### PROBLEM TO WORK ON
Retype the records below exactly as they appear, but leave out any pictures.

--- START PROVIDED INFORMATION ---

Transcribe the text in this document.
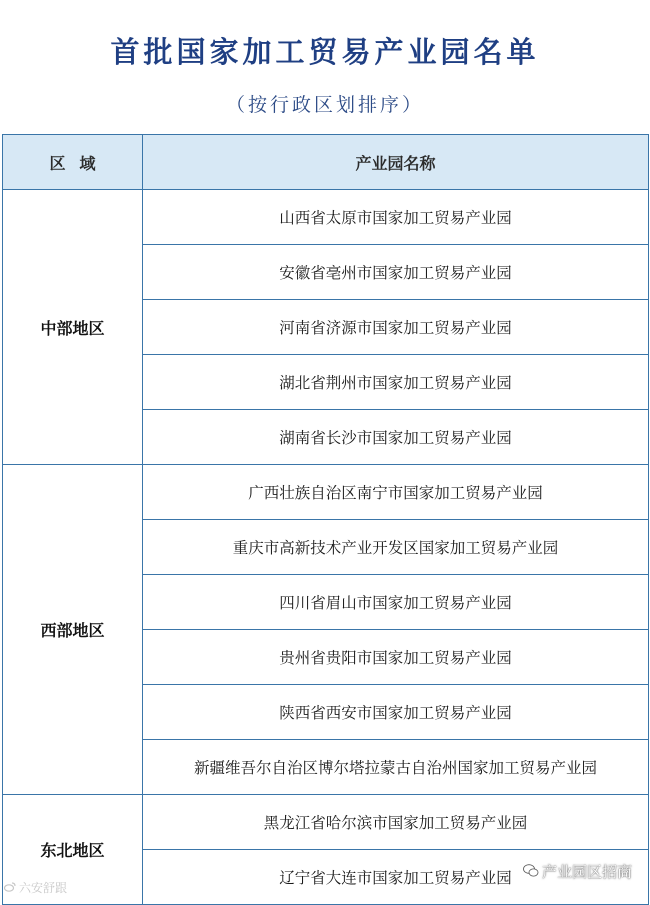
首批国家加工贸易产业园名单
（按行政区划排序）
区域	产业园名称
中部地区	山西省太原市国家加工贸易产业园
	安徽省亳州市国家加工贸易产业园
	河南省济源市国家加工贸易产业园
	湖北省荆州市国家加工贸易产业园
	湖南省长沙市国家加工贸易产业园
西部地区	广西壮族自治区南宁市国家加工贸易产业园
	重庆市高新技术产业开发区国家加工贸易产业园
	四川省眉山市国家加工贸易产业园
	贵州省贵阳市国家加工贸易产业园
	陕西省西安市国家加工贸易产业园
	新疆维吾尔自治区博尔塔拉蒙古自治州国家加工贸易产业园
东北地区	黑龙江省哈尔滨市国家加工贸易产业园
	辽宁省大连市国家加工贸易产业园
六安舒跟
产业园区招商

--- END PROVIDED INFORMATION ---

### REPLY TO THE EXERCISE
Transcribe the text in this document.
首批国家加工贸易产业园名单
（按行政区划排序）
区域	产业园名称
中部地区	山西省太原市国家加工贸易产业园
	安徽省亳州市国家加工贸易产业园
	河南省济源市国家加工贸易产业园
	湖北省荆州市国家加工贸易产业园
	湖南省长沙市国家加工贸易产业园
西部地区	广西壮族自治区南宁市国家加工贸易产业园
	重庆市高新技术产业开发区国家加工贸易产业园
	四川省眉山市国家加工贸易产业园
	贵州省贵阳市国家加工贸易产业园
	陕西省西安市国家加工贸易产业园
	新疆维吾尔自治区博尔塔拉蒙古自治州国家加工贸易产业园
东北地区	黑龙江省哈尔滨市国家加工贸易产业园
	辽宁省大连市国家加工贸易产业园
六安舒跟
产业园区招商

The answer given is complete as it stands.